§ STATED PROBLEM: Will you print each of the following entries word for word, leaving every line unchanged?

§ DATA SUPPLIED:

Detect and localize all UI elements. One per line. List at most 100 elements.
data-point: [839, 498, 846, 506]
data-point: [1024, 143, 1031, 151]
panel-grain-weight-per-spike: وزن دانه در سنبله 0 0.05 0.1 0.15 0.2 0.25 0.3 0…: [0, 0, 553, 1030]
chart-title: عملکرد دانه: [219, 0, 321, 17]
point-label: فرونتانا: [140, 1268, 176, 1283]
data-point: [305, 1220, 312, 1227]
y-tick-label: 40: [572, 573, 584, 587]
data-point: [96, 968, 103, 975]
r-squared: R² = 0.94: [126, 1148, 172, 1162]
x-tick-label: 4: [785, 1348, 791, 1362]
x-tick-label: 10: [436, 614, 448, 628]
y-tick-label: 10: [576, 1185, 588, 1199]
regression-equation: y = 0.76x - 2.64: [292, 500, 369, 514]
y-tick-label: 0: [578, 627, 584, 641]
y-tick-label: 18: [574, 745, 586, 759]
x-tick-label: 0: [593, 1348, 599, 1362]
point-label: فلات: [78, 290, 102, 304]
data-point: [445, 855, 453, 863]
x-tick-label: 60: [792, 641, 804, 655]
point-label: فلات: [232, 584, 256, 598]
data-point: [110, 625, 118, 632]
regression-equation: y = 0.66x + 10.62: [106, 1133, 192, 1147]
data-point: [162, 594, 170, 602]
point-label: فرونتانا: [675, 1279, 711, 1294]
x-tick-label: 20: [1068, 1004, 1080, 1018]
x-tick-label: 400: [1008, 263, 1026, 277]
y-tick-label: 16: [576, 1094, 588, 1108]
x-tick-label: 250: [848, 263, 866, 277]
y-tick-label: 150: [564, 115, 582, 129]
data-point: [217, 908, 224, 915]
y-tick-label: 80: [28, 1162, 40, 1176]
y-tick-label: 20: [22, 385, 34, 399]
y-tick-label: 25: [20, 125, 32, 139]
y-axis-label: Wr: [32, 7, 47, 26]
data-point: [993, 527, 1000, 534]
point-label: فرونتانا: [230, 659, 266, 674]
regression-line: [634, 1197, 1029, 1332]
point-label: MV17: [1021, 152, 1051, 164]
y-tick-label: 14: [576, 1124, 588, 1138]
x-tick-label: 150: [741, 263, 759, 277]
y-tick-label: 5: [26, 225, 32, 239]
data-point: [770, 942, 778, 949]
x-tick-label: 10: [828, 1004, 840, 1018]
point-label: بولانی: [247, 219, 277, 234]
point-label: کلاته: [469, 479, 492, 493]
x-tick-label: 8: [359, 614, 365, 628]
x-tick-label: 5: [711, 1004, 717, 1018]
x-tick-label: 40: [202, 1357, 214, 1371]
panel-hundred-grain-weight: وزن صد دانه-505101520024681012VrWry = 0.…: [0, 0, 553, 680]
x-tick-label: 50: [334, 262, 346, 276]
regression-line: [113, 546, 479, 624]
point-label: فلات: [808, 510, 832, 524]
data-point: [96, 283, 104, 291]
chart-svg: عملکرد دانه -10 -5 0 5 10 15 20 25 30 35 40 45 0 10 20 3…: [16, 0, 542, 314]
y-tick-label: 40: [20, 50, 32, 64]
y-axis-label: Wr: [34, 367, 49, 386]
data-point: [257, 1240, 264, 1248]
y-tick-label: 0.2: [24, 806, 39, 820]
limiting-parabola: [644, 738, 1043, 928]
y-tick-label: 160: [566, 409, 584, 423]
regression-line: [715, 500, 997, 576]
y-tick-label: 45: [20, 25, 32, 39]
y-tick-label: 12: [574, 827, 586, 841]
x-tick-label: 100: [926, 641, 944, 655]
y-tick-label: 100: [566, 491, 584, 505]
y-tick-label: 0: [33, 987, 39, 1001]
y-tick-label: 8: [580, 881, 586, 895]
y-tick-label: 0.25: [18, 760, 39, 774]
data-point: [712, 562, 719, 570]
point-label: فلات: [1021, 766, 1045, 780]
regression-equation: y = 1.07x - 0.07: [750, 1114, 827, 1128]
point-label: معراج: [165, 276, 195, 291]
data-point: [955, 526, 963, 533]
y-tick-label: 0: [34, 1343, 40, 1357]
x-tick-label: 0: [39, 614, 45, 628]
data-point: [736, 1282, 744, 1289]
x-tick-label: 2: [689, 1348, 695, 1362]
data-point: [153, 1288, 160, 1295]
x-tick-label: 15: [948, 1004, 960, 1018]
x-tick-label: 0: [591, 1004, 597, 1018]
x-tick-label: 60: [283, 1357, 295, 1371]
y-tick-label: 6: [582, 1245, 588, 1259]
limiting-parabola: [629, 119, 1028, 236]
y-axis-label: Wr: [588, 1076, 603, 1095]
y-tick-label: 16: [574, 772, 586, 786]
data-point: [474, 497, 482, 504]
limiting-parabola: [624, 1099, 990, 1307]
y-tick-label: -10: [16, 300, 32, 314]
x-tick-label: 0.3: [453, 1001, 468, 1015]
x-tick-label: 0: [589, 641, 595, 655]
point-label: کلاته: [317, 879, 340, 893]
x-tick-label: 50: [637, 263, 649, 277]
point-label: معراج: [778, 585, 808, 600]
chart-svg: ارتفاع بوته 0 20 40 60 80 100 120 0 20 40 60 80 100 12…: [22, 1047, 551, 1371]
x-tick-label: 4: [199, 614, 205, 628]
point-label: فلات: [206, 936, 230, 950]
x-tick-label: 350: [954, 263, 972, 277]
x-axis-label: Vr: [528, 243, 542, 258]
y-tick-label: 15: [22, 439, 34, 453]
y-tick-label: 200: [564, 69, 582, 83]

§ RESPONSE TO THE TASK:
Detect and localize all UI elements. One per line. List at most 100 elements.
data-point: [839, 498, 846, 506]
data-point: [1024, 143, 1031, 151]
panel-grain-weight-per-spike: وزن دانه در سنبله 0 0.05 0.1 0.15 0.2 0.25 0.3 0…: [0, 0, 553, 1030]
chart-title: عملکرد دانه: [219, 0, 321, 17]
point-label: فرونتانا: [140, 1268, 176, 1283]
data-point: [305, 1220, 312, 1227]
y-tick-label: 40: [572, 573, 584, 587]
data-point: [96, 968, 103, 975]
r-squared: R² = 0.94: [126, 1148, 172, 1162]
x-tick-label: 4: [785, 1348, 791, 1362]
x-tick-label: 10: [436, 614, 448, 628]
y-tick-label: 10: [576, 1185, 588, 1199]
regression-equation: y = 0.76x - 2.64: [292, 500, 369, 514]
y-tick-label: 0: [578, 627, 584, 641]
y-tick-label: 18: [574, 745, 586, 759]
x-tick-label: 0: [593, 1348, 599, 1362]
point-label: فلات: [78, 290, 102, 304]
data-point: [445, 855, 453, 863]
x-tick-label: 60: [792, 641, 804, 655]
point-label: فلات: [232, 584, 256, 598]
data-point: [110, 625, 118, 632]
regression-equation: y = 0.66x + 10.62: [106, 1133, 192, 1147]
data-point: [162, 594, 170, 602]
point-label: فرونتانا: [675, 1279, 711, 1294]
x-tick-label: 20: [1068, 1004, 1080, 1018]
x-tick-label: 400: [1008, 263, 1026, 277]
y-tick-label: 16: [576, 1094, 588, 1108]
x-tick-label: 250: [848, 263, 866, 277]
y-tick-label: 150: [564, 115, 582, 129]
data-point: [217, 908, 224, 915]
y-tick-label: 80: [28, 1162, 40, 1176]
y-tick-label: 20: [22, 385, 34, 399]
y-tick-label: 25: [20, 125, 32, 139]
y-axis-label: Wr: [32, 7, 47, 26]
data-point: [993, 527, 1000, 534]
point-label: فرونتانا: [230, 659, 266, 674]
regression-line: [634, 1197, 1029, 1332]
point-label: MV17: [1021, 152, 1051, 164]
y-tick-label: 14: [576, 1124, 588, 1138]
x-tick-label: 150: [741, 263, 759, 277]
y-tick-label: 5: [26, 225, 32, 239]
data-point: [770, 942, 778, 949]
x-tick-label: 10: [828, 1004, 840, 1018]
point-label: بولانی: [247, 219, 277, 234]
point-label: کلاته: [469, 479, 492, 493]
x-tick-label: 8: [359, 614, 365, 628]
x-tick-label: 5: [711, 1004, 717, 1018]
x-tick-label: 40: [202, 1357, 214, 1371]
panel-hundred-grain-weight: وزن صد دانه-505101520024681012VrWry = 0.…: [0, 0, 553, 680]
x-tick-label: 50: [334, 262, 346, 276]
regression-line: [113, 546, 479, 624]
point-label: فلات: [808, 510, 832, 524]
data-point: [96, 283, 104, 291]
chart-svg: عملکرد دانه -10 -5 0 5 10 15 20 25 30 35 40 45 0 10 20 3…: [16, 0, 542, 314]
y-tick-label: 40: [20, 50, 32, 64]
y-axis-label: Wr: [34, 367, 49, 386]
data-point: [257, 1240, 264, 1248]
y-tick-label: 0.2: [24, 806, 39, 820]
limiting-parabola: [644, 738, 1043, 928]
y-tick-label: 160: [566, 409, 584, 423]
regression-line: [715, 500, 997, 576]
y-tick-label: 45: [20, 25, 32, 39]
y-tick-label: 12: [574, 827, 586, 841]
x-tick-label: 100: [926, 641, 944, 655]
y-tick-label: 100: [566, 491, 584, 505]
y-tick-label: 0: [33, 987, 39, 1001]
y-tick-label: 8: [580, 881, 586, 895]
y-tick-label: 0.25: [18, 760, 39, 774]
data-point: [712, 562, 719, 570]
point-label: فلات: [1021, 766, 1045, 780]
regression-equation: y = 1.07x - 0.07: [750, 1114, 827, 1128]
point-label: معراج: [165, 276, 195, 291]
data-point: [955, 526, 963, 533]
y-tick-label: 0: [34, 1343, 40, 1357]
x-tick-label: 0: [39, 614, 45, 628]
data-point: [736, 1282, 744, 1289]
x-tick-label: 2: [689, 1348, 695, 1362]
data-point: [153, 1288, 160, 1295]
x-tick-label: 15: [948, 1004, 960, 1018]
x-tick-label: 0: [591, 1004, 597, 1018]
x-tick-label: 60: [283, 1357, 295, 1371]
y-tick-label: 6: [582, 1245, 588, 1259]
limiting-parabola: [629, 119, 1028, 236]
y-axis-label: Wr: [588, 1076, 603, 1095]
y-tick-label: 16: [574, 772, 586, 786]
data-point: [474, 497, 482, 504]
limiting-parabola: [624, 1099, 990, 1307]
y-tick-label: -10: [16, 300, 32, 314]
x-tick-label: 0.3: [453, 1001, 468, 1015]
x-tick-label: 0: [589, 641, 595, 655]
point-label: کلاته: [317, 879, 340, 893]
x-tick-label: 50: [637, 263, 649, 277]
point-label: معراج: [778, 585, 808, 600]
chart-svg: ارتفاع بوته 0 20 40 60 80 100 120 0 20 40 60 80 100 12…: [22, 1047, 551, 1371]
x-tick-label: 4: [199, 614, 205, 628]
point-label: فلات: [206, 936, 230, 950]
x-tick-label: 350: [954, 263, 972, 277]
x-axis-label: Vr: [528, 243, 542, 258]
y-tick-label: 15: [22, 439, 34, 453]
y-tick-label: 200: [564, 69, 582, 83]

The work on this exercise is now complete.